Given entries
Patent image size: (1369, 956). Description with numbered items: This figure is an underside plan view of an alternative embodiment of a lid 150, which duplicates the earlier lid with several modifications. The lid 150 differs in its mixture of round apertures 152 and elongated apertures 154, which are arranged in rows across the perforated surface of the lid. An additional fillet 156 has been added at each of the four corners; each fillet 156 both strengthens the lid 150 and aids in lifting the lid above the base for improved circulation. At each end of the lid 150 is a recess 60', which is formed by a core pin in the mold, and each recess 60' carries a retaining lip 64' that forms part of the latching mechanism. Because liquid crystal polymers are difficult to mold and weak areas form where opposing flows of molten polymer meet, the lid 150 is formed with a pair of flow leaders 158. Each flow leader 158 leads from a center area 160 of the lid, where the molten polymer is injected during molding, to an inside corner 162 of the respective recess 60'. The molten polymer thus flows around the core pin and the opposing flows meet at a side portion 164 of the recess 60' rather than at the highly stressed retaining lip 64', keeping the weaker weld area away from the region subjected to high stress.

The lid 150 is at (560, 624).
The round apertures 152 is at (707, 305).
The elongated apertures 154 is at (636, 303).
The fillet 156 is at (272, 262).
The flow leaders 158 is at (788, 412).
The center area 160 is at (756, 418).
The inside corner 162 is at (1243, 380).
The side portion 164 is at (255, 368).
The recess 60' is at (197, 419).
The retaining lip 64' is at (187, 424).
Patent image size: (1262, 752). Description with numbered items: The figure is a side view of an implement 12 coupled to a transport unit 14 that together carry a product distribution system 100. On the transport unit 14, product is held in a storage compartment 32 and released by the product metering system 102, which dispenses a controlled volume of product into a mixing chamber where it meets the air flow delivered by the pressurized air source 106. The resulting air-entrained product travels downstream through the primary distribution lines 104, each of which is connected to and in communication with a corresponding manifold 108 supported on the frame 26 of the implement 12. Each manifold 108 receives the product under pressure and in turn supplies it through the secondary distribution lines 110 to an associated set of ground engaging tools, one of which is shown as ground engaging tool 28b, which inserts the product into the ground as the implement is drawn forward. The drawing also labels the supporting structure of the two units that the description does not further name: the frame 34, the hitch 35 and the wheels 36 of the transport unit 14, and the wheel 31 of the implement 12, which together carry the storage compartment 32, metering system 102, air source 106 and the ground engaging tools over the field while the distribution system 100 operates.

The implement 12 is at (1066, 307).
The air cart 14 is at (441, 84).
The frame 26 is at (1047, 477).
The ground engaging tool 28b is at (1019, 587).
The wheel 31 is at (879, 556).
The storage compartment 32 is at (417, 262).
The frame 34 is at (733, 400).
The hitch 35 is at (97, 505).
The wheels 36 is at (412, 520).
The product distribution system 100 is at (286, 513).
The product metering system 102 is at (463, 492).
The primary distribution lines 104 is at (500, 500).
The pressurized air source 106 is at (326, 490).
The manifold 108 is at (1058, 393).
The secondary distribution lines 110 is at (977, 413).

Set problem
Express all the records above as a two-column CSV with the header row input,output. Give one row per record, with its text in input and its answer in output, each in a single quoted field with line breaks replaced by spaces.

Exercise response
input,output
"Patent image size: (1369, 956). Description with numbered items: This figure is an underside plan view of an alternative embodiment of a lid 150, which duplicates the earlier lid with several modifications. The lid 150 differs in its mixture of round apertures 152 and elongated apertures 154, which are arranged in rows across the perforated surface of the lid. An additional fillet 156 has been added at each of the four corners; each fillet 156 both strengthens the lid 150 and aids in lifting the lid above the base for improved circulation. At each end of the lid 150 is a recess 60', which is formed by a core pin in the mold, and each recess 60' carries a retaining lip 64' that forms part of the latching mechanism. Because liquid crystal polymers are difficult to mold and weak areas form where opposing flows of molten polymer meet, the lid 150 is formed with a pair of flow leaders 158. Each flow leader 158 leads from a center area 160 of the lid, where the molten polymer is injected during molding, to an inside corner 162 of the respective recess 60'. The molten polymer thus flows around the core pin and the opposing flows meet at a side portion 164 of the recess 60' rather than at the highly stressed retaining lip 64', keeping the weaker weld area away from the region subjected to high stress.","The lid 150 is at (560, 624). The round apertures 152 is at (707, 305). The elongated apertures 154 is at (636, 303). The fillet 156 is at (272, 262). The flow leaders 158 is at (788, 412). The center area 160 is at (756, 418). The inside corner 162 is at (1243, 380). The side portion 164 is at (255, 368). The recess 60' is at (197, 419). The retaining lip 64' is at (187, 424)."
"Patent image size: (1262, 752). Description with numbered items: The figure is a side view of an implement 12 coupled to a transport unit 14 that together carry a product distribution system 100. On the transport unit 14, product is held in a storage compartment 32 and released by the product metering system 102, which dispenses a controlled volume of product into a mixing chamber where it meets the air flow delivered by the pressurized air source 106. The resulting air-entrained product travels downstream through the primary distribution lines 104, each of which is connected to and in communication with a corresponding manifold 108 supported on the frame 26 of the implement 12. Each manifold 108 receives the product under pressure and in turn supplies it through the secondary distribution lines 110 to an associated set of ground engaging tools, one of which is shown as ground engaging tool 28b, which inserts the product into the ground as the implement is drawn forward. The drawing also labels the supporting structure of the two units that the description does not further name: the frame 34, the hitch 35 and the wheels 36 of the transport unit 14, and the wheel 31 of the implement 12, which together carry the storage compartment 32, metering system 102, air source 106 and the ground engaging tools over the field while the distribution system 100 operates.","The implement 12 is at (1066, 307). The air cart 14 is at (441, 84). The frame 26 is at (1047, 477). The ground engaging tool 28b is at (1019, 587). The wheel 31 is at (879, 556). The storage compartment 32 is at (417, 262). The frame 34 is at (733, 400). The hitch 35 is at (97, 505). The wheels 36 is at (412, 520). The product distribution system 100 is at (286, 513). The product metering system 102 is at (463, 492). The primary distribution lines 104 is at (500, 500). The pressurized air source 106 is at (326, 490). The manifold 108 is at (1058, 393). The secondary distribution lines 110 is at (977, 413)."